* Part of a data file *
..............................

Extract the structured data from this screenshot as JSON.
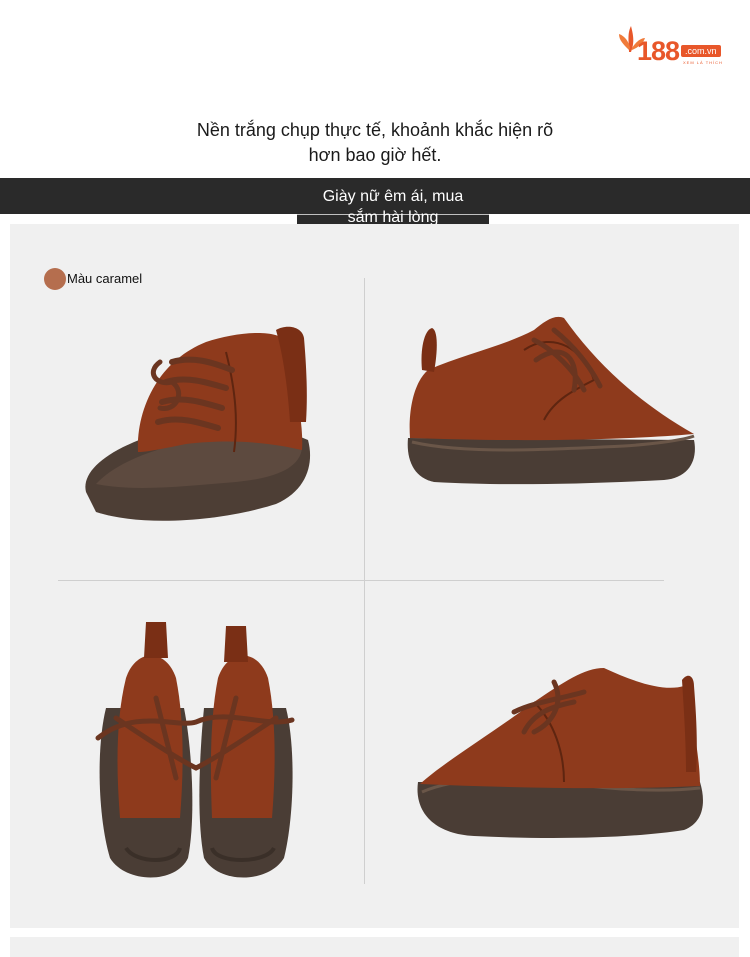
{
  "logo": {
    "number": "188",
    "domain": ".com.vn",
    "tagline": "XEM LÀ THÍCH"
  },
  "headline": {
    "line1": "Nền trắng chụp thực tế, khoảnh khắc hiện rõ",
    "line2": "hơn bao giờ hết."
  },
  "banner": {
    "line1": "Giày nữ êm ái, mua",
    "line2": "sắm hài lòng"
  },
  "color_option": {
    "label": "Màu caramel",
    "swatch_color": "#b56e4e"
  },
  "colors": {
    "accent": "#e8572a",
    "banner_bg": "#2a2a2a",
    "panel_bg": "#f0f0f0",
    "leather": "#8e3a1c",
    "sole": "#4a3d35"
  }
}
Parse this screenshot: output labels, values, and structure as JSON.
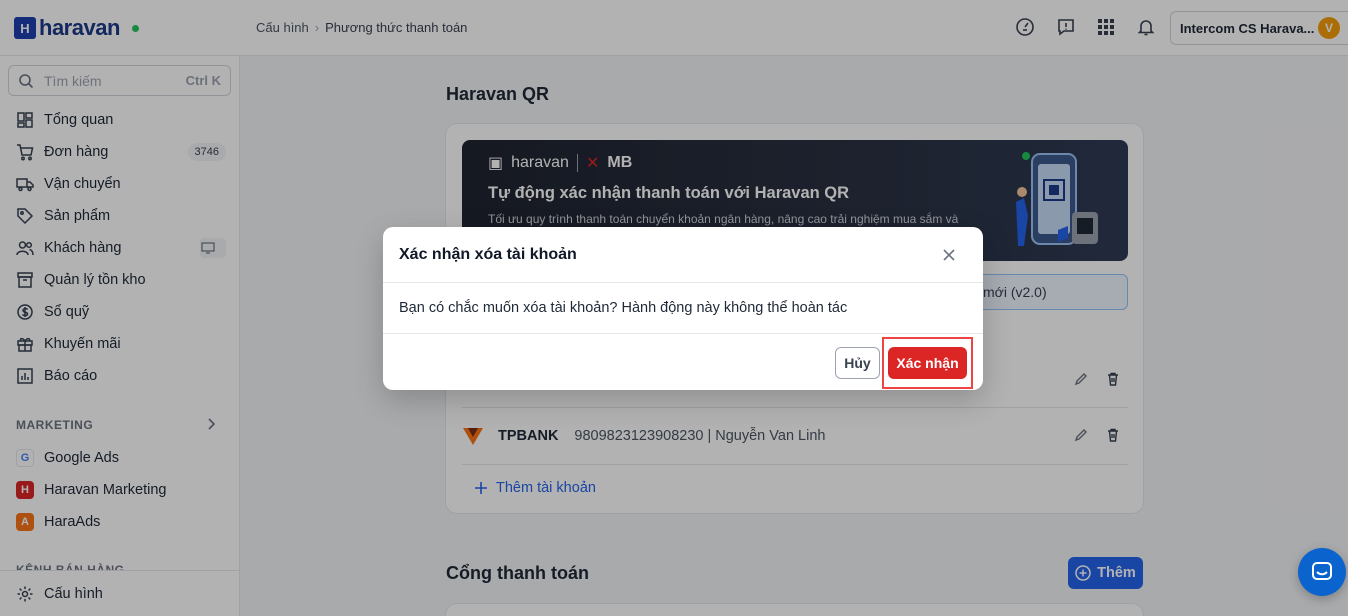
{
  "header": {
    "logo_text": "haravan",
    "breadcrumb": [
      "Cấu hình",
      "Phương thức thanh toán"
    ],
    "account_name": "Intercom CS Harava...",
    "avatar_letter": "V"
  },
  "sidebar": {
    "search_placeholder": "Tìm kiếm",
    "search_shortcut": "Ctrl K",
    "items": [
      {
        "label": "Tổng quan"
      },
      {
        "label": "Đơn hàng",
        "badge": "3746"
      },
      {
        "label": "Vận chuyển"
      },
      {
        "label": "Sản phẩm"
      },
      {
        "label": "Khách hàng"
      },
      {
        "label": "Quản lý tồn kho"
      },
      {
        "label": "Sổ quỹ"
      },
      {
        "label": "Khuyến mãi"
      },
      {
        "label": "Báo cáo"
      }
    ],
    "marketing_label": "MARKETING",
    "marketing_items": [
      {
        "label": "Google Ads"
      },
      {
        "label": "Haravan Marketing"
      },
      {
        "label": "HaraAds"
      }
    ],
    "sales_channel_label": "KÊNH BÁN HÀNG",
    "settings_label": "Cấu hình"
  },
  "main": {
    "qr_title": "Haravan QR",
    "banner": {
      "brand": "haravan",
      "partner": "MB",
      "title": "Tự động xác nhận thanh toán với Haravan QR",
      "desc": "Tối ưu quy trình thanh toán chuyển khoản ngân hàng, nâng cao trải nghiệm mua sắm và"
    },
    "v2_button": "mới (v2.0)",
    "accounts": [
      {
        "bank": "TPBANK",
        "detail": "9809823123908230 | Nguyễn Van Linh"
      }
    ],
    "add_account": "Thêm tài khoản",
    "gateway_title": "Cổng thanh toán",
    "add_gateway": "Thêm"
  },
  "modal": {
    "title": "Xác nhận xóa tài khoản",
    "message": "Bạn có chắc muốn xóa tài khoản? Hành động này không thể hoàn tác",
    "cancel": "Hủy",
    "confirm": "Xác nhận"
  },
  "colors": {
    "primary": "#2563eb",
    "danger": "#dc2626",
    "brand": "#1e3a8a"
  }
}
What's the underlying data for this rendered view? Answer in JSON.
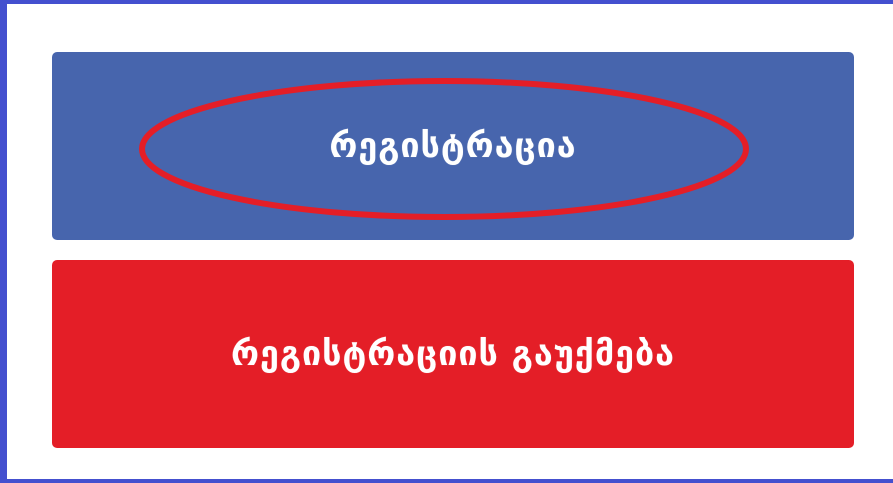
{
  "buttons": {
    "register_label": "რეგისტრაცია",
    "cancel_label": "რეგისტრაციის გაუქმება"
  },
  "colors": {
    "register_bg": "#4765ad",
    "cancel_bg": "#e41e27",
    "highlight_stroke": "#e41e27",
    "frame_border": "#4450cf"
  }
}
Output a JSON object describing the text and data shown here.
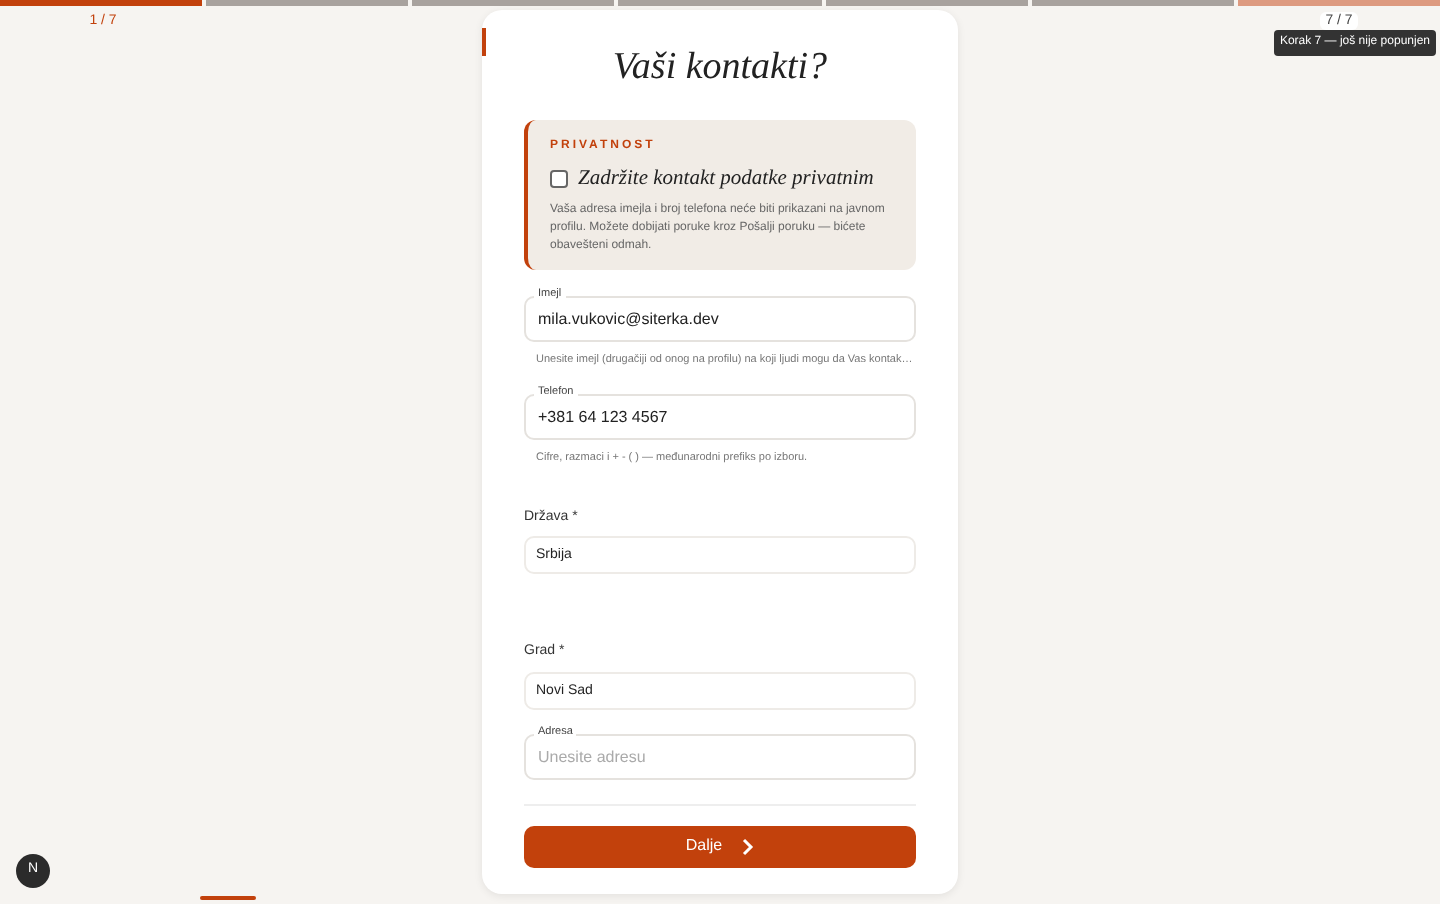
{
  "progress": {
    "segments": [
      {
        "selected": true,
        "hovered": false,
        "label": "1 / 7"
      },
      {
        "selected": false,
        "hovered": false
      },
      {
        "selected": false,
        "hovered": false
      },
      {
        "selected": false,
        "hovered": false
      },
      {
        "selected": false,
        "hovered": false
      },
      {
        "selected": false,
        "hovered": false
      },
      {
        "selected": false,
        "hovered": true,
        "label": "7 / 7",
        "tooltip": "Korak 7 — još nije popunjen"
      }
    ]
  },
  "title": "Vaši kontakti?",
  "privacy": {
    "eyebrow": "PRIVATNOST",
    "checkbox_label": "Zadržite kontakt podatke privatnim",
    "checked": false,
    "text": "Vaša adresa imejla i broj telefona neće biti prikazani na javnom profilu. Možete dobijati poruke kroz Pošalji poruku — bićete obavešteni odmah."
  },
  "fields": [
    {
      "kind": "floating",
      "label": "Imejl",
      "value": "mila.vukovic@siterka.dev",
      "hint": "Unesite imejl (drugačiji od onog na profilu) na koji ljudi mogu da Vas kontak…"
    },
    {
      "kind": "floating",
      "label": "Telefon",
      "value": "+381 64 123 4567",
      "hint": "Cifre, razmaci i + - ( ) — međunarodni prefiks po izboru."
    },
    {
      "kind": "stacked",
      "label": "Država *",
      "value": "Srbija"
    },
    {
      "kind": "stacked",
      "label": "Grad *",
      "value": "Novi Sad"
    },
    {
      "kind": "floating",
      "label": "Adresa",
      "placeholder": "Unesite adresu"
    }
  ],
  "next_button": {
    "label": "Dalje"
  },
  "avatar": "N"
}
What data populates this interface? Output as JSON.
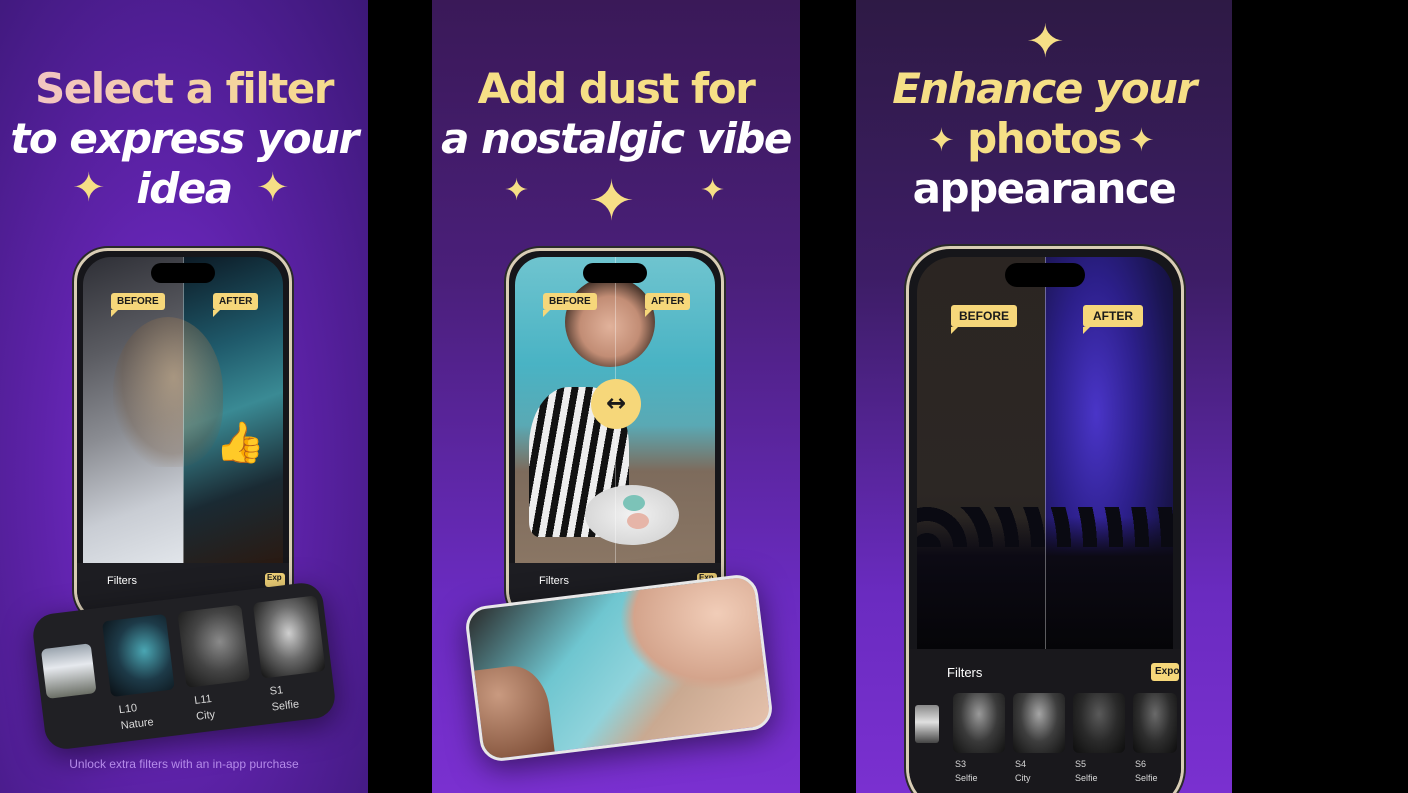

..............................

From the listing above, collect each line in which the string "chuyển" appears.

        "label": "Vận chuyển"
      "desc": "Tối ưu quy trình thanh toán chuyển khoản ngân hàng, nâng cao trải nghiệm mua sắm và"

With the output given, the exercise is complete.